EXTRACTED ENTRIES:
[START]

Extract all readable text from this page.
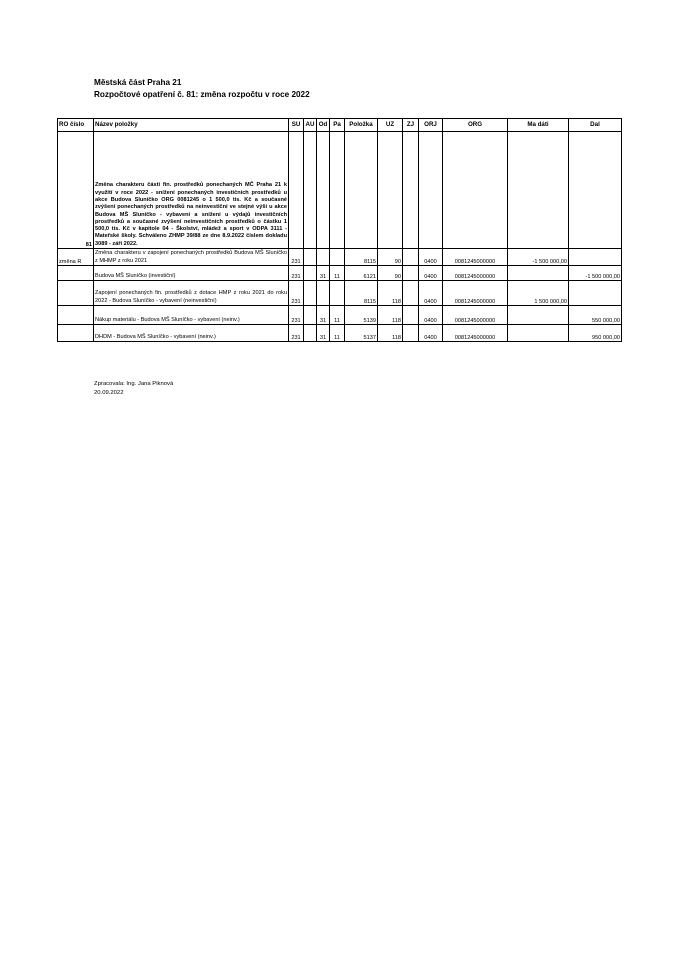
Městská část Praha 21
Rozpočtové opatření č. 81: změna rozpočtu v roce 2022
RO číslo	Název položky	SU	AU	Od	Pa	Položka	UZ	ZJ	ORJ	ORG	Ma dáti	Dal
81	Změna charakteru části fin. prostředků ponechaných MČ Praha 21 k využití v roce 2022 - snížení ponechaných investičních prostředků u akce Budova Sluníčko ORG 0081245 o 1 500,0 tis. Kč a současné zvýšení ponechaných prostředků na neinvestiční ve stejné výši u akce Budova MŠ Sluníčko - vybavení a snížení u výdajů investičních prostředků a současné zvýšení neinvestičních prostředků o částku 1 500,0 tis. Kč v kapitole 04 - Školství, mládež a sport v ODPA 3111 - Mateřské školy. Schváleno ZHMP 39/88 ze dne 8.9.2022 číslem dokladu 3089 - září 2022.											
změna R	Změna charakteru v zapojení ponechaných prostředků Budova MŠ Sluníčko z MHMP z roku 2021	231				8115	90		0400	0081245000000	-1 500 000,00	
	Budova MŠ Sluníčko (investiční)	231		31	11	6121	90		0400	0081245000000		-1 500 000,00
	Zapojení ponechaných fin. prostředků z dotace HMP z roku 2021 do roku 2022 - Budova Sluníčko - vybavení (neinvestiční)	231				8115	118		0400	0081245000000	1 500 000,00	
	Nákup materiálu - Budova MŠ Sluníčko - vybavení (neinv.)	231		31	11	5139	118		0400	0081245000000		550 000,00
	DHDM - Budova MŠ Sluníčko - vybavení (neinv.)	231		31	11	5137	118		0400	0081245000000		950 000,00
Zpracovala: Ing. Jana Piknová
20.09.2022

[END]

WRITTEN PROBLEM: Omit the images and transcribe all of the records above word for word.

EXERCISE RESPONSE:
Extract all readable text from this page.
Městská část Praha 21
Rozpočtové opatření č. 81: změna rozpočtu v roce 2022
RO číslo	Název položky	SU	AU	Od	Pa	Položka	UZ	ZJ	ORJ	ORG	Ma dáti	Dal
81	Změna charakteru části fin. prostředků ponechaných MČ Praha 21 k využití v roce 2022 - snížení ponechaných investičních prostředků u akce Budova Sluníčko ORG 0081245 o 1 500,0 tis. Kč a současné zvýšení ponechaných prostředků na neinvestiční ve stejné výši u akce Budova MŠ Sluníčko - vybavení a snížení u výdajů investičních prostředků a současné zvýšení neinvestičních prostředků o částku 1 500,0 tis. Kč v kapitole 04 - Školství, mládež a sport v ODPA 3111 - Mateřské školy. Schváleno ZHMP 39/88 ze dne 8.9.2022 číslem dokladu 3089 - září 2022.											
změna R	Změna charakteru v zapojení ponechaných prostředků Budova MŠ Sluníčko z MHMP z roku 2021	231				8115	90		0400	0081245000000	-1 500 000,00	
	Budova MŠ Sluníčko (investiční)	231		31	11	6121	90		0400	0081245000000		-1 500 000,00
	Zapojení ponechaných fin. prostředků z dotace HMP z roku 2021 do roku 2022 - Budova Sluníčko - vybavení (neinvestiční)	231				8115	118		0400	0081245000000	1 500 000,00	
	Nákup materiálu - Budova MŠ Sluníčko - vybavení (neinv.)	231		31	11	5139	118		0400	0081245000000		550 000,00
	DHDM - Budova MŠ Sluníčko - vybavení (neinv.)	231		31	11	5137	118		0400	0081245000000		950 000,00
Zpracovala: Ing. Jana Piknová
20.09.2022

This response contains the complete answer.